■ What the task requires
Set down every record once more, exactly as given.

··· Information provided

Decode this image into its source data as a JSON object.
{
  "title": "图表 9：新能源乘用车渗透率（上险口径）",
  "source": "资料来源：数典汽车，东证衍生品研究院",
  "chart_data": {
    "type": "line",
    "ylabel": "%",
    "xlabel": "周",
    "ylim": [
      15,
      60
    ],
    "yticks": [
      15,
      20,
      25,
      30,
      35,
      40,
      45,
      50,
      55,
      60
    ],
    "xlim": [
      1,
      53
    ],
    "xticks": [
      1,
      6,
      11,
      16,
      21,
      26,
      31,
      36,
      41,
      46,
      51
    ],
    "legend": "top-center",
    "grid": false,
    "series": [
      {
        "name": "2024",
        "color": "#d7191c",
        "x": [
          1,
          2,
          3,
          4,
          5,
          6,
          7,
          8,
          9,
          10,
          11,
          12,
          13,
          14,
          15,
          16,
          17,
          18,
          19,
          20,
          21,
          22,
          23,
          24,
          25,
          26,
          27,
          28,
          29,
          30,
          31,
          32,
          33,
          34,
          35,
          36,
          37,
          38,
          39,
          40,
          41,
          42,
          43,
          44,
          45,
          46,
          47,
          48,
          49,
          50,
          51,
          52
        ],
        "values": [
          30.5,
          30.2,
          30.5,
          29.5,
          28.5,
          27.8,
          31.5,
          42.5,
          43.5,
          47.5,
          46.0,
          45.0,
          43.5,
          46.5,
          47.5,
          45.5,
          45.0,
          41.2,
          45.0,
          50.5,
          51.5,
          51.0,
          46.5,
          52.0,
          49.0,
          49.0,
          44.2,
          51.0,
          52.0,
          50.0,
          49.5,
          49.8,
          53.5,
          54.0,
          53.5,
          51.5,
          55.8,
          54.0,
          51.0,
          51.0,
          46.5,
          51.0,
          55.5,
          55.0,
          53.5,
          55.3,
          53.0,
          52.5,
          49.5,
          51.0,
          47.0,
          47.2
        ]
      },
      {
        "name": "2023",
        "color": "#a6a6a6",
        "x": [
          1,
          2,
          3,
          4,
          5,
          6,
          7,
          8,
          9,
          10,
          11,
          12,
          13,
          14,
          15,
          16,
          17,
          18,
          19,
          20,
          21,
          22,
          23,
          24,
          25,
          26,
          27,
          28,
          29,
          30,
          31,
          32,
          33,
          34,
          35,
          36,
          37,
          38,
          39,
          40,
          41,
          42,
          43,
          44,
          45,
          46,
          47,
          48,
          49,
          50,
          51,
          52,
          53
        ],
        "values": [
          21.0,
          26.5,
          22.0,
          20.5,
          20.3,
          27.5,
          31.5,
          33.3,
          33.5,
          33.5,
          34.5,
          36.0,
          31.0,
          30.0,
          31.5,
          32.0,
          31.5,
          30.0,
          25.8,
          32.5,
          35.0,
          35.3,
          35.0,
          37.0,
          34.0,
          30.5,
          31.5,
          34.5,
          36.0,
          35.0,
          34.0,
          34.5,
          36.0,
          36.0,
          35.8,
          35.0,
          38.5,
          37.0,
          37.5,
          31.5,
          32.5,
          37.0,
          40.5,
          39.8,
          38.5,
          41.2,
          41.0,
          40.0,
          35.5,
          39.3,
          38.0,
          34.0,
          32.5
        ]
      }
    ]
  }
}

······

■ Reply
Decode this image into its source data as a JSON object.
{
  "title": "图表 9：新能源乘用车渗透率（上险口径）",
  "source": "资料来源：数典汽车，东证衍生品研究院",
  "chart_data": {
    "type": "line",
    "ylabel": "%",
    "xlabel": "周",
    "ylim": [
      15,
      60
    ],
    "yticks": [
      15,
      20,
      25,
      30,
      35,
      40,
      45,
      50,
      55,
      60
    ],
    "xlim": [
      1,
      53
    ],
    "xticks": [
      1,
      6,
      11,
      16,
      21,
      26,
      31,
      36,
      41,
      46,
      51
    ],
    "legend": "top-center",
    "grid": false,
    "series": [
      {
        "name": "2024",
        "color": "#d7191c",
        "x": [
          1,
          2,
          3,
          4,
          5,
          6,
          7,
          8,
          9,
          10,
          11,
          12,
          13,
          14,
          15,
          16,
          17,
          18,
          19,
          20,
          21,
          22,
          23,
          24,
          25,
          26,
          27,
          28,
          29,
          30,
          31,
          32,
          33,
          34,
          35,
          36,
          37,
          38,
          39,
          40,
          41,
          42,
          43,
          44,
          45,
          46,
          47,
          48,
          49,
          50,
          51,
          52
        ],
        "values": [
          30.5,
          30.2,
          30.5,
          29.5,
          28.5,
          27.8,
          31.5,
          42.5,
          43.5,
          47.5,
          46.0,
          45.0,
          43.5,
          46.5,
          47.5,
          45.5,
          45.0,
          41.2,
          45.0,
          50.5,
          51.5,
          51.0,
          46.5,
          52.0,
          49.0,
          49.0,
          44.2,
          51.0,
          52.0,
          50.0,
          49.5,
          49.8,
          53.5,
          54.0,
          53.5,
          51.5,
          55.8,
          54.0,
          51.0,
          51.0,
          46.5,
          51.0,
          55.5,
          55.0,
          53.5,
          55.3,
          53.0,
          52.5,
          49.5,
          51.0,
          47.0,
          47.2
        ]
      },
      {
        "name": "2023",
        "color": "#a6a6a6",
        "x": [
          1,
          2,
          3,
          4,
          5,
          6,
          7,
          8,
          9,
          10,
          11,
          12,
          13,
          14,
          15,
          16,
          17,
          18,
          19,
          20,
          21,
          22,
          23,
          24,
          25,
          26,
          27,
          28,
          29,
          30,
          31,
          32,
          33,
          34,
          35,
          36,
          37,
          38,
          39,
          40,
          41,
          42,
          43,
          44,
          45,
          46,
          47,
          48,
          49,
          50,
          51,
          52,
          53
        ],
        "values": [
          21.0,
          26.5,
          22.0,
          20.5,
          20.3,
          27.5,
          31.5,
          33.3,
          33.5,
          33.5,
          34.5,
          36.0,
          31.0,
          30.0,
          31.5,
          32.0,
          31.5,
          30.0,
          25.8,
          32.5,
          35.0,
          35.3,
          35.0,
          37.0,
          34.0,
          30.5,
          31.5,
          34.5,
          36.0,
          35.0,
          34.0,
          34.5,
          36.0,
          36.0,
          35.8,
          35.0,
          38.5,
          37.0,
          37.5,
          31.5,
          32.5,
          37.0,
          40.5,
          39.8,
          38.5,
          41.2,
          41.0,
          40.0,
          35.5,
          39.3,
          38.0,
          34.0,
          32.5
        ]
      }
    ]
  }
}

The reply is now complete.